Keep the pictures out of the copy and repeat the records exactly.

[Data entries]
========================================

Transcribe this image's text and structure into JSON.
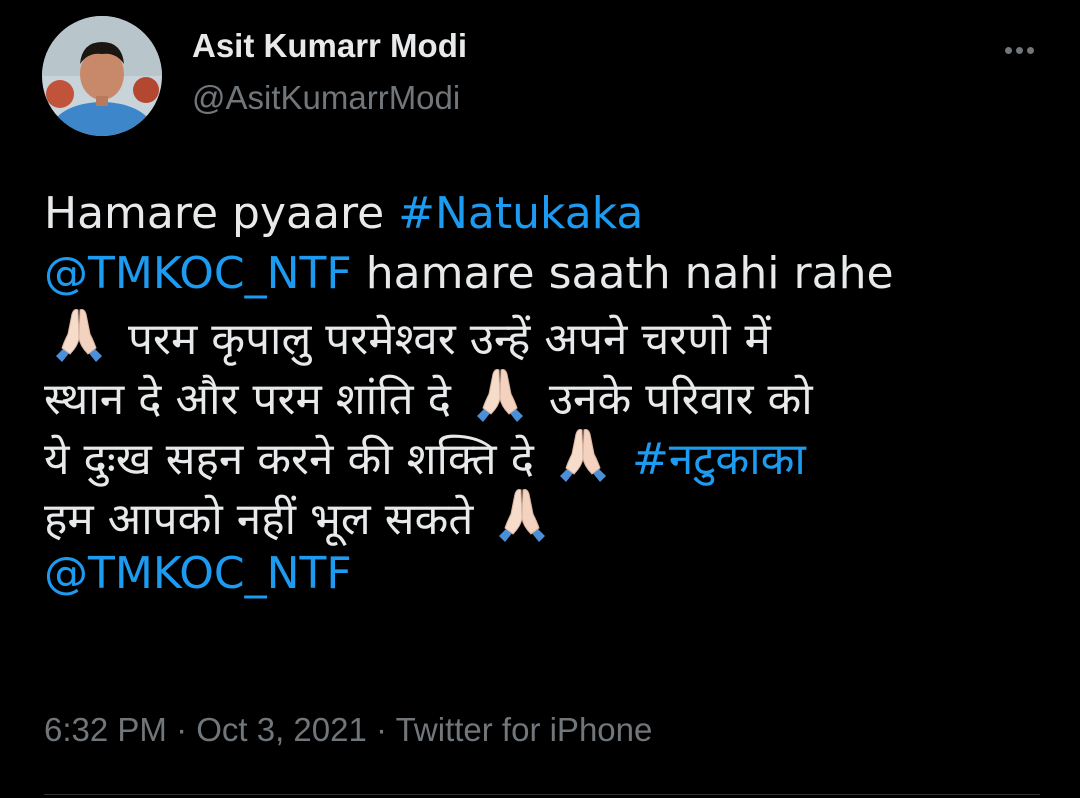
{
  "author": {
    "display_name": "Asit Kumarr Modi",
    "handle": "@AsitKumarrModi"
  },
  "tweet": {
    "line1_plain": "Hamare pyaare ",
    "line1_hashtag": "#Natukaka",
    "line2_mention": "@TMKOC_NTF",
    "line2_plain": " hamare saath nahi rahe",
    "line3_plain": " परम कृपालु परमेश्वर उन्हें अपने चरणो में",
    "line4_plain_a": "स्थान दे और परम शांति दे",
    "line4_plain_b": " उनके परिवार को",
    "line5_plain": "ये दुःख सहन करने की शक्ति दे",
    "line5_hashtag": "#नटुकाका",
    "line6_plain": "हम आपको नहीं भूल सकते",
    "line7_mention": "@TMKOC_NTF",
    "emoji_name": "folded-hands-icon"
  },
  "meta": {
    "time": "6:32 PM",
    "separator": " · ",
    "date": "Oct 3, 2021",
    "source": "Twitter for iPhone"
  },
  "colors": {
    "background": "#000000",
    "text": "#e7e9ea",
    "secondary": "#71767b",
    "link": "#1d9bf0"
  }
}
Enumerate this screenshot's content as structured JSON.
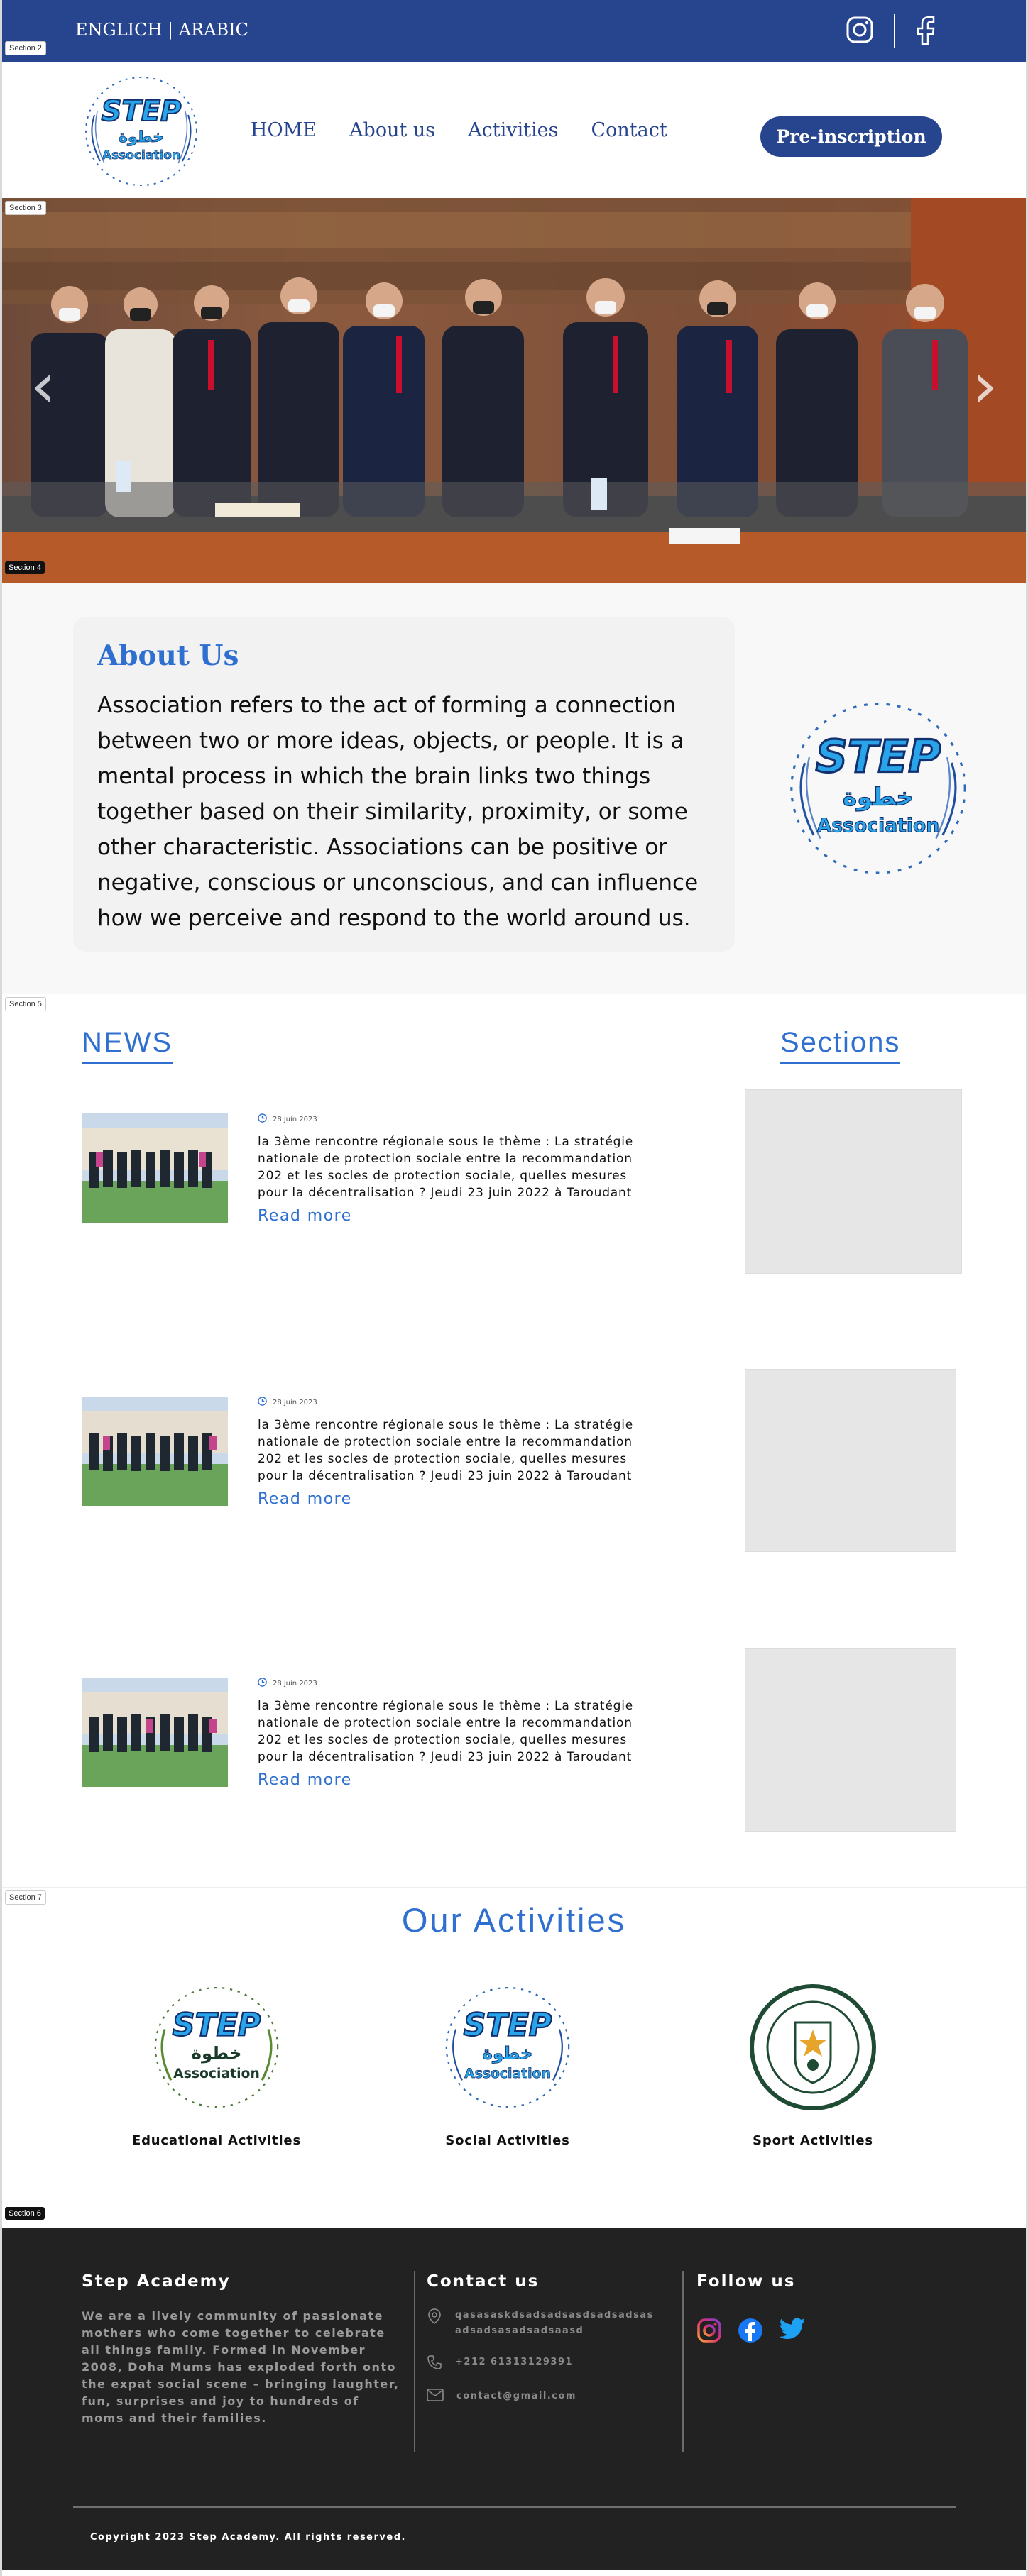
{
  "section_tags": {
    "s2": "Section 2",
    "s3": "Section 3",
    "s4": "Section 4",
    "s5": "Section 5",
    "s7": "Section 7",
    "s6": "Section 6"
  },
  "topbar": {
    "language": "ENGLICH | ARABIC",
    "icons": [
      "instagram-icon",
      "facebook-icon"
    ]
  },
  "header": {
    "logo_text": "STEP",
    "logo_arabic": "خطوة",
    "logo_subtext": "Association",
    "nav": [
      "HOME",
      "About us",
      "Activities",
      "Contact"
    ],
    "cta": "Pre-inscription"
  },
  "hero": {
    "prev_icon": "chevron-left-icon",
    "next_icon": "chevron-right-icon"
  },
  "about": {
    "title": "About Us",
    "text": "Association refers to the act of forming a connection between two or more ideas, objects, or people. It is a mental process in which the brain links two things together based on their similarity, proximity, or some other characteristic. Associations can be positive or negative, conscious or unconscious, and can influence how we perceive and respond to the world around us."
  },
  "news": {
    "heading": "NEWS",
    "sections_heading": "Sections",
    "items": [
      {
        "date": "28 juin 2023",
        "text": "la 3ème rencontre régionale sous le thème : La stratégie nationale de protection sociale entre la recommandation 202 et les socles de protection sociale, quelles mesures pour la décentralisation ? Jeudi 23 juin 2022 à Taroudant",
        "link": "Read more"
      },
      {
        "date": "28 juin 2023",
        "text": "la 3ème rencontre régionale sous le thème : La stratégie nationale de protection sociale entre la recommandation 202 et les socles de protection sociale, quelles mesures pour la décentralisation ? Jeudi 23 juin 2022 à Taroudant",
        "link": "Read more"
      },
      {
        "date": "28 juin 2023",
        "text": "la 3ème rencontre régionale sous le thème : La stratégie nationale de protection sociale entre la recommandation 202 et les socles de protection sociale, quelles mesures pour la décentralisation ? Jeudi 23 juin 2022 à Taroudant",
        "link": "Read more"
      }
    ]
  },
  "activities": {
    "title": "Our Activities",
    "items": [
      {
        "label": "Educational Activities"
      },
      {
        "label": "Social Activities"
      },
      {
        "label": "Sport Activities"
      }
    ]
  },
  "footer": {
    "brand_title": "Step Academy",
    "brand_text": "We are a lively community of passionate mothers who come together to celebrate all things family. Formed in November 2008, Doha Mums has exploded forth onto the expat social scene – bringing laughter, fun, surprises and joy to hundreds of moms and their families.",
    "contact_title": "Contact us",
    "address": "qasasaskdsadsadsasdsadsadsasadsadsasadsadsaasd",
    "phone": "+212 61313129391",
    "email": "contact@gmail.com",
    "follow_title": "Follow us",
    "social_icons": [
      "instagram-icon",
      "facebook-icon",
      "twitter-icon"
    ],
    "copyright": "Copyright 2023 Step Academy. All rights reserved."
  },
  "colors": {
    "brand_blue": "#27458e",
    "accent_blue": "#2f6fd0",
    "footer_bg": "#222222"
  }
}
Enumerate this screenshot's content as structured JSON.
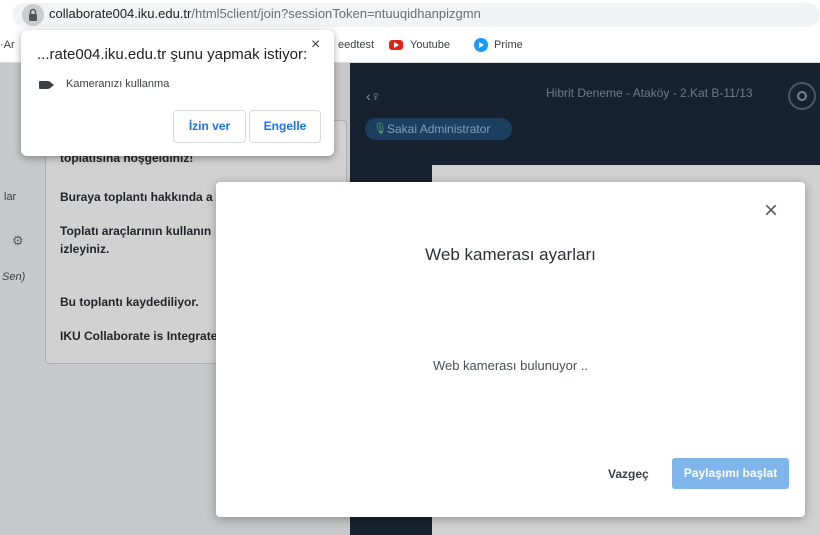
{
  "browser": {
    "url_host": "collaborate004.iku.edu.tr",
    "url_path": "/html5client/join?sessionToken=ntuuqidhanpizgmn"
  },
  "bookmarks": {
    "items": [
      {
        "label": "·Ar"
      },
      {
        "label": "eedtest"
      },
      {
        "label": "Youtube"
      },
      {
        "label": "Prime"
      }
    ]
  },
  "permission_popup": {
    "title": "...rate004.iku.edu.tr şunu yapmak istiyor:",
    "close_icon": "×",
    "request_text": "Kameranızı kullanma",
    "allow_label": "İzin ver",
    "block_label": "Engelle"
  },
  "sidebar": {
    "labels": [
      "lar",
      "⚙",
      "Sen)"
    ]
  },
  "chat": {
    "lines": [
      "toplatısına hoşgeldiniz!",
      "Buraya toplantı hakkında a",
      "Toplatı araçlarının kullanın",
      "izleyiniz.",
      "Bu toplantı kaydediliyor.",
      "IKU Collaborate is Integrate"
    ]
  },
  "meeting": {
    "header_icon": "‹♀",
    "title": "Hibrit Deneme - Ataköy - 2.Kat B-11/13",
    "presenter": "Sakai Administrator",
    "mic_icon": "🎙"
  },
  "modal": {
    "close_icon": "×",
    "title": "Web kamerası ayarları",
    "status": "Web kamerası bulunuyor ..",
    "cancel_label": "Vazgeç",
    "share_label": "Paylaşımı başlat"
  }
}
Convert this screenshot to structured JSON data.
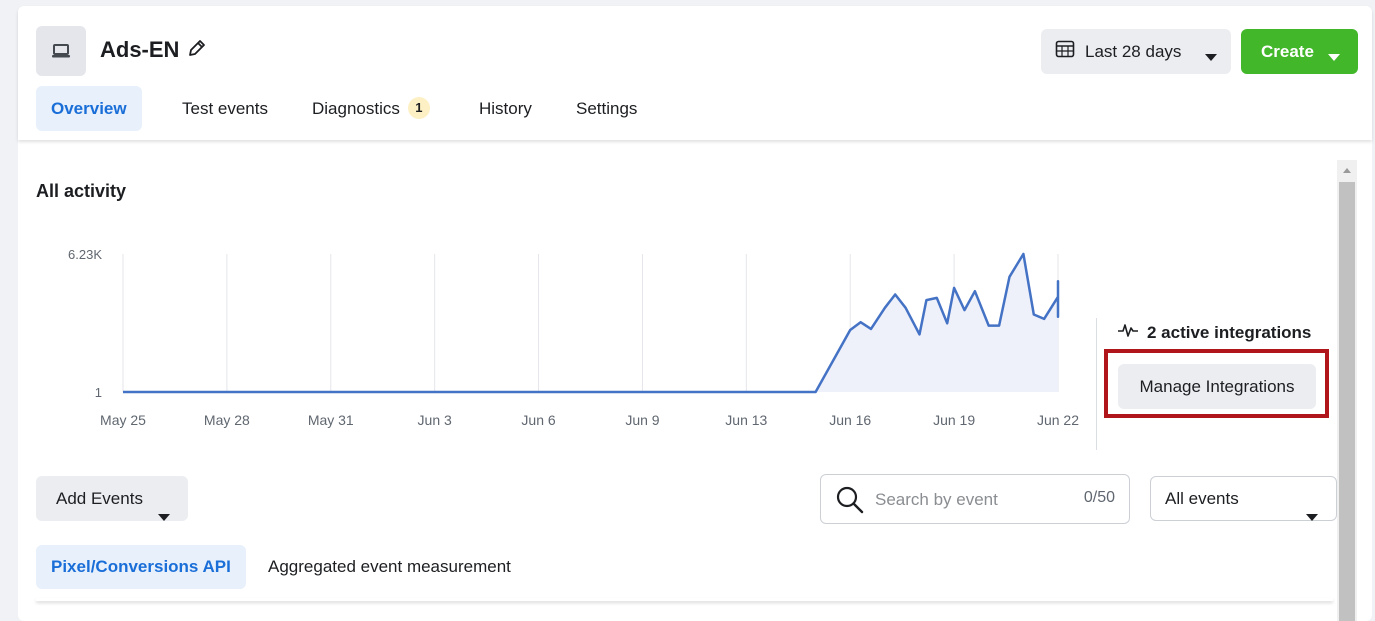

========================================

• **Result of the task**:
Transcribe this image's text and structure into JSON.
{
  "author": {
    "display_name": "Asit Kumarr Modi",
    "handle": "@AsitKumarrModi"
  },
  "tweet": {
    "line1_plain": "Hamare pyaare ",
    "line1_hashtag": "#Natukaka",
    "line2_mention": "@TMKOC_NTF",
    "line2_plain": " hamare saath nahi rahe",
    "line3_plain": " परम कृपालु परमेश्वर उन्हें अपने चरणो में",
    "line4_plain_a": "स्थान दे और परम शांति दे",
    "line4_plain_b": " उनके परिवार को",
    "line5_plain": "ये दुःख सहन करने की शक्ति दे",
    "line5_hashtag": "#नटुकाका",
    "line6_plain": "हम आपको नहीं भूल सकते",
    "line7_mention": "@TMKOC_NTF",
    "emoji_name": "folded-hands-icon"
  },
  "meta": {
    "time": "6:32 PM",
    "separator": " · ",
    "date": "Oct 3, 2021",
    "source": "Twitter for iPhone"
  },
  "colors": {
    "background": "#000000",
    "text": "#e7e9ea",
    "secondary": "#71767b",
    "link": "#1d9bf0"
  }
}
Enumerate this screenshot's content as structured JSON.
{
  "section_tags": {
    "s2": "Section 2",
    "s3": "Section 3",
    "s4": "Section 4",
    "s5": "Section 5",
    "s7": "Section 7",
    "s6": "Section 6"
  },
  "topbar": {
    "language": "ENGLICH | ARABIC",
    "icons": [
      "instagram-icon",
      "facebook-icon"
    ]
  },
  "header": {
    "logo_text": "STEP",
    "logo_arabic": "خطوة",
    "logo_subtext": "Association",
    "nav": [
      "HOME",
      "About us",
      "Activities",
      "Contact"
    ],
    "cta": "Pre-inscription"
  },
  "hero": {
    "prev_icon": "chevron-left-icon",
    "next_icon": "chevron-right-icon"
  },
  "about": {
    "title": "About Us",
    "text": "Association refers to the act of forming a connection between two or more ideas, objects, or people. It is a mental process in which the brain links two things together based on their similarity, proximity, or some other characteristic. Associations can be positive or negative, conscious or unconscious, and can influence how we perceive and respond to the world around us."
  },
  "news": {
    "heading": "NEWS",
    "sections_heading": "Sections",
    "items": [
      {
        "date": "28 juin 2023",
        "text": "la 3ème rencontre régionale sous le thème : La stratégie nationale de protection sociale entre la recommandation 202 et les socles de protection sociale, quelles mesures pour la décentralisation ? Jeudi 23 juin 2022 à Taroudant",
        "link": "Read more"
      },
      {
        "date": "28 juin 2023",
        "text": "la 3ème rencontre régionale sous le thème : La stratégie nationale de protection sociale entre la recommandation 202 et les socles de protection sociale, quelles mesures pour la décentralisation ? Jeudi 23 juin 2022 à Taroudant",
        "link": "Read more"
      },
      {
        "date": "28 juin 2023",
        "text": "la 3ème rencontre régionale sous le thème : La stratégie nationale de protection sociale entre la recommandation 202 et les socles de protection sociale, quelles mesures pour la décentralisation ? Jeudi 23 juin 2022 à Taroudant",
        "link": "Read more"
      }
    ]
  },
  "activities": {
    "title": "Our Activities",
    "items": [
      {
        "label": "Educational Activities"
      },
      {
        "label": "Social Activities"
      },
      {
        "label": "Sport Activities"
      }
    ]
  },
  "footer": {
    "brand_title": "Step Academy",
    "brand_text": "We are a lively community of passionate mothers who come together to celebrate all things family. Formed in November 2008, Doha Mums has exploded forth onto the expat social scene – bringing laughter, fun, surprises and joy to hundreds of moms and their families.",
    "contact_title": "Contact us",
    "address": "qasasaskdsadsadsasdsadsadsasadsadsasadsadsaasd",
    "phone": "+212 61313129391",
    "email": "contact@gmail.com",
    "follow_title": "Follow us",
    "social_icons": [
      "instagram-icon",
      "facebook-icon",
      "twitter-icon"
    ],
    "copyright": "Copyright 2023 Step Academy. All rights reserved."
  },
  "colors": {
    "brand_blue": "#27458e",
    "accent_blue": "#2f6fd0",
    "footer_bg": "#222222"
  }
}
Enumerate this screenshot's content as structured JSON.
{
  "browser": {
    "url_host": "collaborate004.iku.edu.tr",
    "url_path": "/html5client/join?sessionToken=ntuuqidhanpizgmn"
  },
  "bookmarks": {
    "items": [
      {
        "label": "·Ar"
      },
      {
        "label": "eedtest"
      },
      {
        "label": "Youtube"
      },
      {
        "label": "Prime"
      }
    ]
  },
  "permission_popup": {
    "title": "...rate004.iku.edu.tr şunu yapmak istiyor:",
    "close_icon": "×",
    "request_text": "Kameranızı kullanma",
    "allow_label": "İzin ver",
    "block_label": "Engelle"
  },
  "sidebar": {
    "labels": [
      "lar",
      "⚙",
      "Sen)"
    ]
  },
  "chat": {
    "lines": [
      "toplatısına hoşgeldiniz!",
      "Buraya toplantı hakkında a",
      "Toplatı araçlarının kullanın",
      "izleyiniz.",
      "Bu toplantı kaydediliyor.",
      "IKU Collaborate is Integrate"
    ]
  },
  "meeting": {
    "header_icon": "‹♀",
    "title": "Hibrit Deneme - Ataköy - 2.Kat B-11/13",
    "presenter": "Sakai Administrator",
    "mic_icon": "🎙"
  },
  "modal": {
    "close_icon": "×",
    "title": "Web kamerası ayarları",
    "status": "Web kamerası bulunuyor ..",
    "cancel_label": "Vazgeç",
    "share_label": "Paylaşımı başlat"
  }
}
Convert this screenshot to structured JSON data.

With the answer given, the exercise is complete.